[start of DATA FOR THE TASK]

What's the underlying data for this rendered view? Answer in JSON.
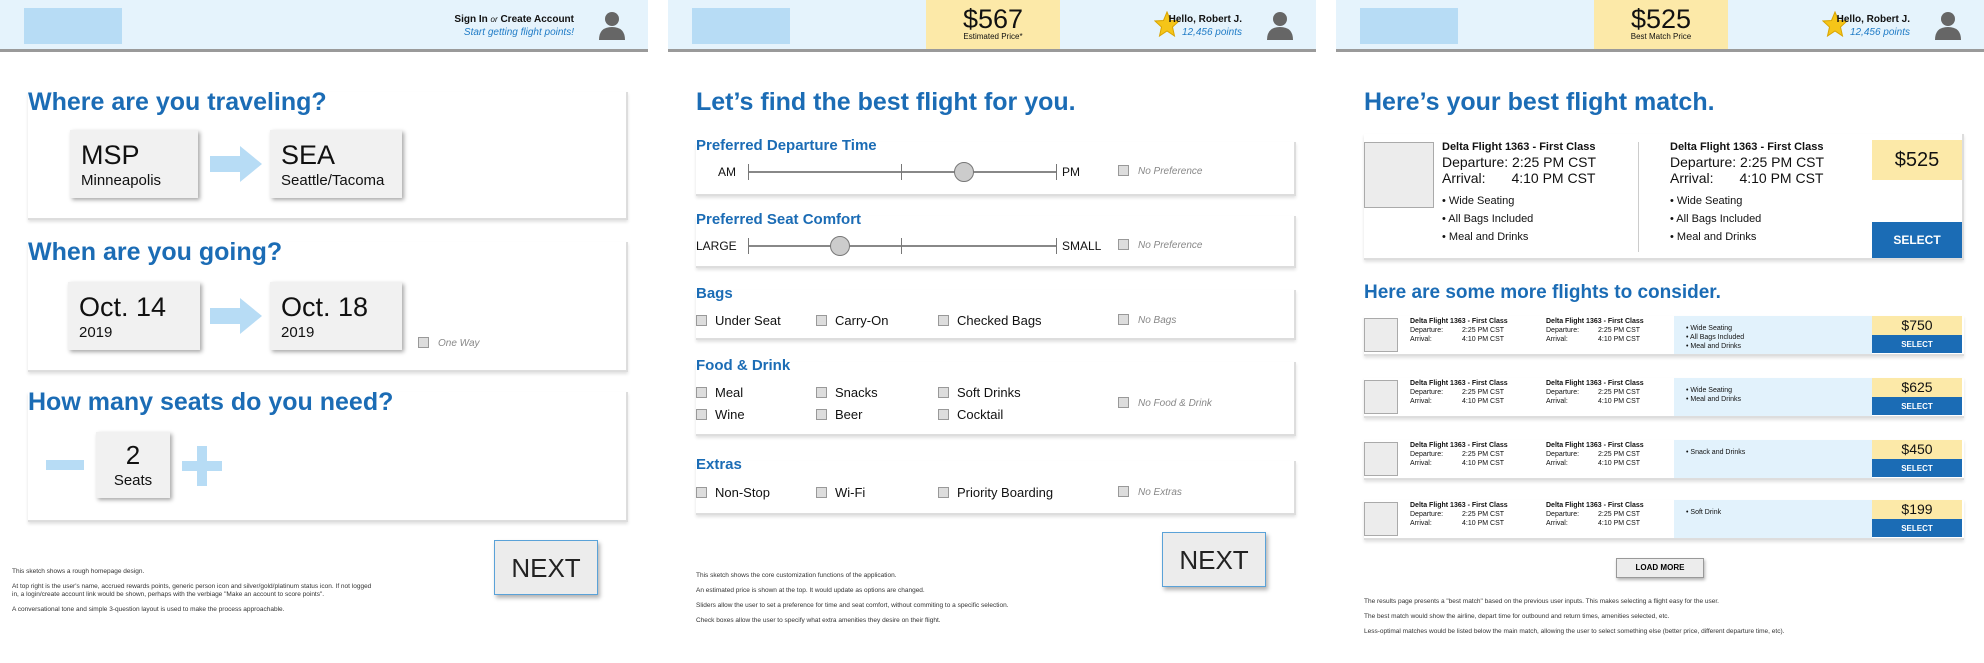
{
  "screen1": {
    "header": {
      "sign_in": "Sign In",
      "or": "or",
      "create_account": "Create Account",
      "subtitle": "Start getting flight points!"
    },
    "q1": "Where are you traveling?",
    "origin": {
      "code": "MSP",
      "city": "Minneapolis"
    },
    "destination": {
      "code": "SEA",
      "city": "Seattle/Tacoma"
    },
    "q2": "When are you going?",
    "depart": {
      "date": "Oct. 14",
      "year": "2019"
    },
    "return": {
      "date": "Oct. 18",
      "year": "2019"
    },
    "one_way": "One Way",
    "q3": "How many seats do you need?",
    "seats": {
      "count": "2",
      "label": "Seats"
    },
    "next": "NEXT",
    "notes": [
      "This sketch shows a rough homepage design.",
      "At top right is the user's name, accrued rewards points, generic person icon and silver/gold/platinum status icon. If not logged in, a login/create account link would be shown, perhaps with the verbiage \"Make an account to score points\".",
      "A conversational tone and simple 3-question layout is used to make the process approachable."
    ]
  },
  "screen2": {
    "header": {
      "price": "$567",
      "price_label": "Estimated Price*",
      "greeting": "Hello, Robert J.",
      "points": "12,456 points"
    },
    "title": "Let’s find the best flight for you.",
    "departure": {
      "label": "Preferred Departure Time",
      "min": "AM",
      "max": "PM",
      "value": 0.7,
      "no_pref": "No Preference"
    },
    "comfort": {
      "label": "Preferred Seat Comfort",
      "min": "LARGE",
      "max": "SMALL",
      "value": 0.3,
      "no_pref": "No Preference"
    },
    "bags": {
      "label": "Bags",
      "options": [
        "Under Seat",
        "Carry-On",
        "Checked Bags"
      ],
      "none": "No Bags"
    },
    "food": {
      "label": "Food & Drink",
      "options": [
        "Meal",
        "Snacks",
        "Soft Drinks",
        "Wine",
        "Beer",
        "Cocktail"
      ],
      "none": "No Food & Drink"
    },
    "extras": {
      "label": "Extras",
      "options": [
        "Non-Stop",
        "Wi-Fi",
        "Priority Boarding"
      ],
      "none": "No Extras"
    },
    "next": "NEXT",
    "notes": [
      "This sketch shows the core customization functions of the application.",
      "An estimated price is shown at the top. It would update as options are changed.",
      "Sliders allow the user to set a preference for time and seat comfort, without commiting to a specific selection.",
      "Check boxes allow the user to specify what extra amenities they desire on their flight."
    ]
  },
  "screen3": {
    "header": {
      "price": "$525",
      "price_label": "Best Match Price",
      "greeting": "Hello, Robert J.",
      "points": "12,456 points"
    },
    "title": "Here’s your best flight match.",
    "best": {
      "outbound": {
        "flight": "Delta Flight 1363 - First Class",
        "dep_label": "Departure:",
        "dep": "2:25 PM CST",
        "arr_label": "Arrival:",
        "arr": "4:10 PM CST"
      },
      "inbound": {
        "flight": "Delta Flight 1363 - First Class",
        "dep_label": "Departure:",
        "dep": "2:25 PM CST",
        "arr_label": "Arrival:",
        "arr": "4:10 PM CST"
      },
      "amenities": [
        "• Wide Seating",
        "• All Bags Included",
        "• Meal and Drinks"
      ],
      "price": "$525",
      "select": "SELECT"
    },
    "more_title": "Here are some more flights to consider.",
    "others": [
      {
        "flight": "Delta Flight 1363 - First Class",
        "dep_label": "Departure:",
        "dep": "2:25 PM CST",
        "arr_label": "Arrival:",
        "arr": "4:10 PM CST",
        "amenities": [
          "• Wide Seating",
          "• All Bags Included",
          "• Meal and Drinks"
        ],
        "price": "$750",
        "select": "SELECT"
      },
      {
        "flight": "Delta Flight 1363 - First Class",
        "dep_label": "Departure:",
        "dep": "2:25 PM CST",
        "arr_label": "Arrival:",
        "arr": "4:10 PM CST",
        "amenities": [
          "• Wide Seating",
          "• Meal and Drinks",
          ""
        ],
        "price": "$625",
        "select": "SELECT"
      },
      {
        "flight": "Delta Flight 1363 - First Class",
        "dep_label": "Departure:",
        "dep": "2:25 PM CST",
        "arr_label": "Arrival:",
        "arr": "4:10 PM CST",
        "amenities": [
          "• Snack and Drinks",
          "",
          ""
        ],
        "price": "$450",
        "select": "SELECT"
      },
      {
        "flight": "Delta Flight 1363 - First Class",
        "dep_label": "Departure:",
        "dep": "2:25 PM CST",
        "arr_label": "Arrival:",
        "arr": "4:10 PM CST",
        "amenities": [
          "• Soft Drink",
          "",
          ""
        ],
        "price": "$199",
        "select": "SELECT"
      }
    ],
    "load_more": "LOAD MORE",
    "notes": [
      "The results page presents a \"best match\" based on the previous user inputs. This makes selecting a flight easy for the user.",
      "The best match would show the airline, depart time for outbound and return times, amenities selected, etc.",
      "Less-optimal matches would be listed below the main match, allowing the user to select something else (better price, different departure time, etc)."
    ]
  },
  "colors": {
    "accent": "#1b6cb5",
    "header_bg": "#e5f3fc",
    "price_bg": "#fce9a8",
    "arrow": "#b7dcf5",
    "star": "#f5c518"
  }
}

[end of DATA FOR THE TASK]

§ SET PROBLEM
Take the listing and print it again exactly, but without any pictures.

§ WRITTEN SOLUTION
What's the underlying data for this rendered view? Answer in JSON.
{
  "screen1": {
    "header": {
      "sign_in": "Sign In",
      "or": "or",
      "create_account": "Create Account",
      "subtitle": "Start getting flight points!"
    },
    "q1": "Where are you traveling?",
    "origin": {
      "code": "MSP",
      "city": "Minneapolis"
    },
    "destination": {
      "code": "SEA",
      "city": "Seattle/Tacoma"
    },
    "q2": "When are you going?",
    "depart": {
      "date": "Oct. 14",
      "year": "2019"
    },
    "return": {
      "date": "Oct. 18",
      "year": "2019"
    },
    "one_way": "One Way",
    "q3": "How many seats do you need?",
    "seats": {
      "count": "2",
      "label": "Seats"
    },
    "next": "NEXT",
    "notes": [
      "This sketch shows a rough homepage design.",
      "At top right is the user's name, accrued rewards points, generic person icon and silver/gold/platinum status icon. If not logged in, a login/create account link would be shown, perhaps with the verbiage \"Make an account to score points\".",
      "A conversational tone and simple 3-question layout is used to make the process approachable."
    ]
  },
  "screen2": {
    "header": {
      "price": "$567",
      "price_label": "Estimated Price*",
      "greeting": "Hello, Robert J.",
      "points": "12,456 points"
    },
    "title": "Let’s find the best flight for you.",
    "departure": {
      "label": "Preferred Departure Time",
      "min": "AM",
      "max": "PM",
      "value": 0.7,
      "no_pref": "No Preference"
    },
    "comfort": {
      "label": "Preferred Seat Comfort",
      "min": "LARGE",
      "max": "SMALL",
      "value": 0.3,
      "no_pref": "No Preference"
    },
    "bags": {
      "label": "Bags",
      "options": [
        "Under Seat",
        "Carry-On",
        "Checked Bags"
      ],
      "none": "No Bags"
    },
    "food": {
      "label": "Food & Drink",
      "options": [
        "Meal",
        "Snacks",
        "Soft Drinks",
        "Wine",
        "Beer",
        "Cocktail"
      ],
      "none": "No Food & Drink"
    },
    "extras": {
      "label": "Extras",
      "options": [
        "Non-Stop",
        "Wi-Fi",
        "Priority Boarding"
      ],
      "none": "No Extras"
    },
    "next": "NEXT",
    "notes": [
      "This sketch shows the core customization functions of the application.",
      "An estimated price is shown at the top. It would update as options are changed.",
      "Sliders allow the user to set a preference for time and seat comfort, without commiting to a specific selection.",
      "Check boxes allow the user to specify what extra amenities they desire on their flight."
    ]
  },
  "screen3": {
    "header": {
      "price": "$525",
      "price_label": "Best Match Price",
      "greeting": "Hello, Robert J.",
      "points": "12,456 points"
    },
    "title": "Here’s your best flight match.",
    "best": {
      "outbound": {
        "flight": "Delta Flight 1363 - First Class",
        "dep_label": "Departure:",
        "dep": "2:25 PM CST",
        "arr_label": "Arrival:",
        "arr": "4:10 PM CST"
      },
      "inbound": {
        "flight": "Delta Flight 1363 - First Class",
        "dep_label": "Departure:",
        "dep": "2:25 PM CST",
        "arr_label": "Arrival:",
        "arr": "4:10 PM CST"
      },
      "amenities": [
        "• Wide Seating",
        "• All Bags Included",
        "• Meal and Drinks"
      ],
      "price": "$525",
      "select": "SELECT"
    },
    "more_title": "Here are some more flights to consider.",
    "others": [
      {
        "flight": "Delta Flight 1363 - First Class",
        "dep_label": "Departure:",
        "dep": "2:25 PM CST",
        "arr_label": "Arrival:",
        "arr": "4:10 PM CST",
        "amenities": [
          "• Wide Seating",
          "• All Bags Included",
          "• Meal and Drinks"
        ],
        "price": "$750",
        "select": "SELECT"
      },
      {
        "flight": "Delta Flight 1363 - First Class",
        "dep_label": "Departure:",
        "dep": "2:25 PM CST",
        "arr_label": "Arrival:",
        "arr": "4:10 PM CST",
        "amenities": [
          "• Wide Seating",
          "• Meal and Drinks",
          ""
        ],
        "price": "$625",
        "select": "SELECT"
      },
      {
        "flight": "Delta Flight 1363 - First Class",
        "dep_label": "Departure:",
        "dep": "2:25 PM CST",
        "arr_label": "Arrival:",
        "arr": "4:10 PM CST",
        "amenities": [
          "• Snack and Drinks",
          "",
          ""
        ],
        "price": "$450",
        "select": "SELECT"
      },
      {
        "flight": "Delta Flight 1363 - First Class",
        "dep_label": "Departure:",
        "dep": "2:25 PM CST",
        "arr_label": "Arrival:",
        "arr": "4:10 PM CST",
        "amenities": [
          "• Soft Drink",
          "",
          ""
        ],
        "price": "$199",
        "select": "SELECT"
      }
    ],
    "load_more": "LOAD MORE",
    "notes": [
      "The results page presents a \"best match\" based on the previous user inputs. This makes selecting a flight easy for the user.",
      "The best match would show the airline, depart time for outbound and return times, amenities selected, etc.",
      "Less-optimal matches would be listed below the main match, allowing the user to select something else (better price, different departure time, etc)."
    ]
  },
  "colors": {
    "accent": "#1b6cb5",
    "header_bg": "#e5f3fc",
    "price_bg": "#fce9a8",
    "arrow": "#b7dcf5",
    "star": "#f5c518"
  }
}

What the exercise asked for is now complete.